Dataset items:

● ● ●

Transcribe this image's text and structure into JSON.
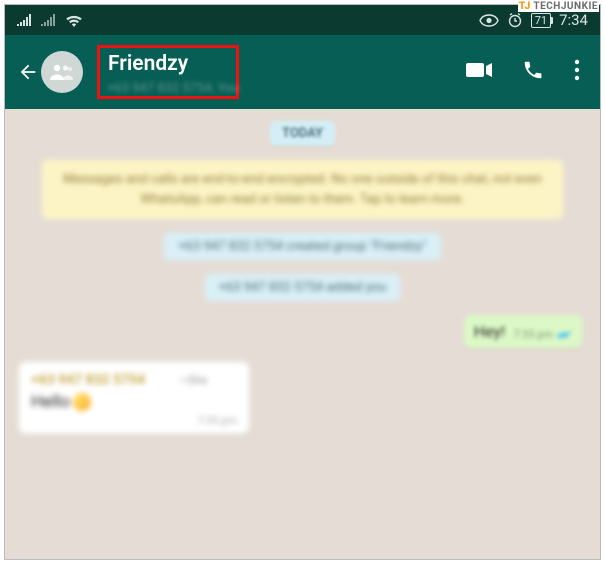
{
  "watermark": {
    "prefix": "TJ",
    "text": "TECHJUNKIE"
  },
  "status": {
    "battery": "71",
    "time": "7:34"
  },
  "header": {
    "title": "Friendzy",
    "subtitle": "+63 947 832 5754, You"
  },
  "chat": {
    "day_label": "TODAY",
    "encryption_notice": "Messages and calls are end-to-end encrypted. No one outside of this chat, not even WhatsApp, can read or listen to them. Tap to learn more.",
    "system_messages": [
      "+63 947 832 5754 created group \"Friendzy\"",
      "+63 947 832 5754 added you"
    ],
    "outgoing": {
      "text": "Hey!",
      "time": "7:33 pm"
    },
    "incoming": {
      "sender": "+63 947 832 5754",
      "tag": "~She",
      "text": "Hello",
      "time": "7:33 pm"
    }
  }
}
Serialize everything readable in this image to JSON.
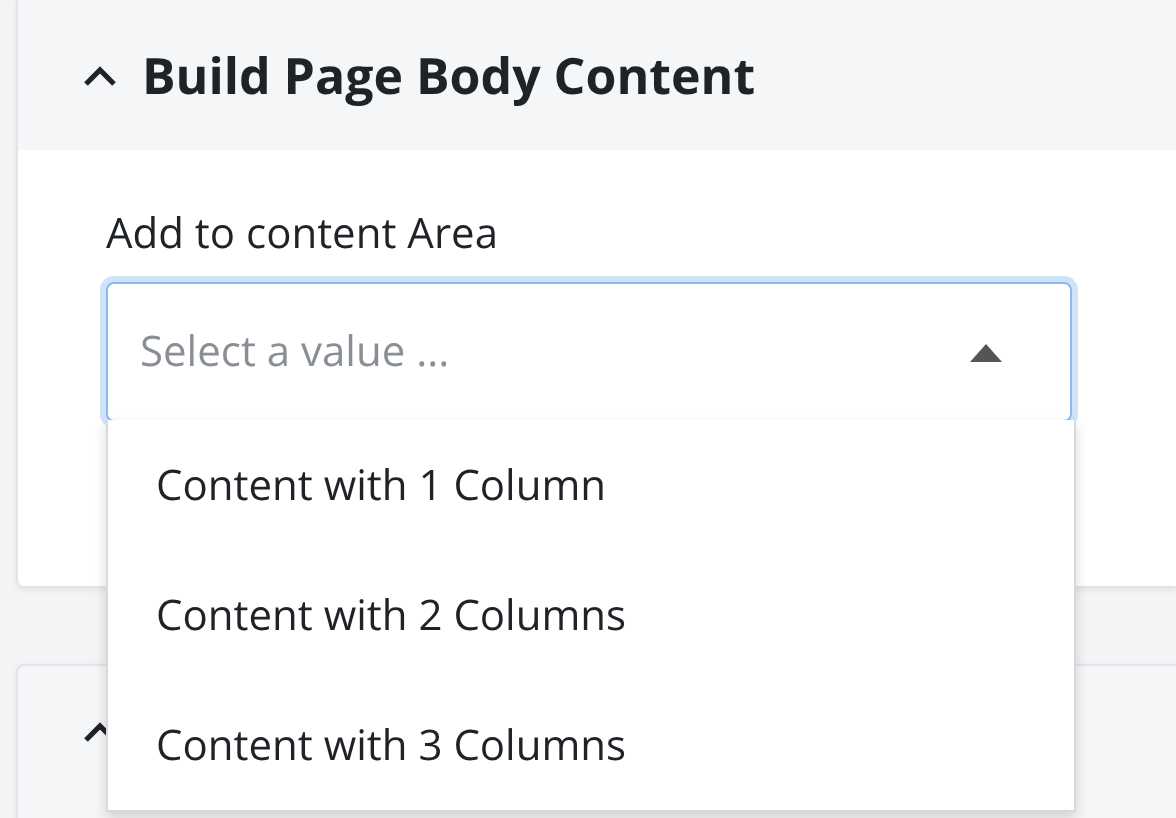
{
  "panel": {
    "title": "Build Page Body Content",
    "expanded": true
  },
  "field": {
    "label": "Add to content Area",
    "placeholder": "Select a value ...",
    "open": true
  },
  "options": [
    {
      "label": "Content with 1 Column"
    },
    {
      "label": "Content with 2 Columns"
    },
    {
      "label": "Content with 3 Columns"
    }
  ],
  "second_panel": {
    "expanded": true
  }
}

● ● ●

What to do: Every line is to be duplicated exactly, though pictures stay out.

The output:
Transcribe this image's text and structure into JSON.
{
  "watermark": {
    "prefix": "TJ",
    "text": "TECHJUNKIE"
  },
  "status": {
    "battery": "71",
    "time": "7:34"
  },
  "header": {
    "title": "Friendzy",
    "subtitle": "+63 947 832 5754, You"
  },
  "chat": {
    "day_label": "TODAY",
    "encryption_notice": "Messages and calls are end-to-end encrypted. No one outside of this chat, not even WhatsApp, can read or listen to them. Tap to learn more.",
    "system_messages": [
      "+63 947 832 5754 created group \"Friendzy\"",
      "+63 947 832 5754 added you"
    ],
    "outgoing": {
      "text": "Hey!",
      "time": "7:33 pm"
    },
    "incoming": {
      "sender": "+63 947 832 5754",
      "tag": "~She",
      "text": "Hello",
      "time": "7:33 pm"
    }
  }
}
Serialize everything readable in this image to JSON.
{
  "panel": {
    "title": "Build Page Body Content",
    "expanded": true
  },
  "field": {
    "label": "Add to content Area",
    "placeholder": "Select a value ...",
    "open": true
  },
  "options": [
    {
      "label": "Content with 1 Column"
    },
    {
      "label": "Content with 2 Columns"
    },
    {
      "label": "Content with 3 Columns"
    }
  ],
  "second_panel": {
    "expanded": true
  }
}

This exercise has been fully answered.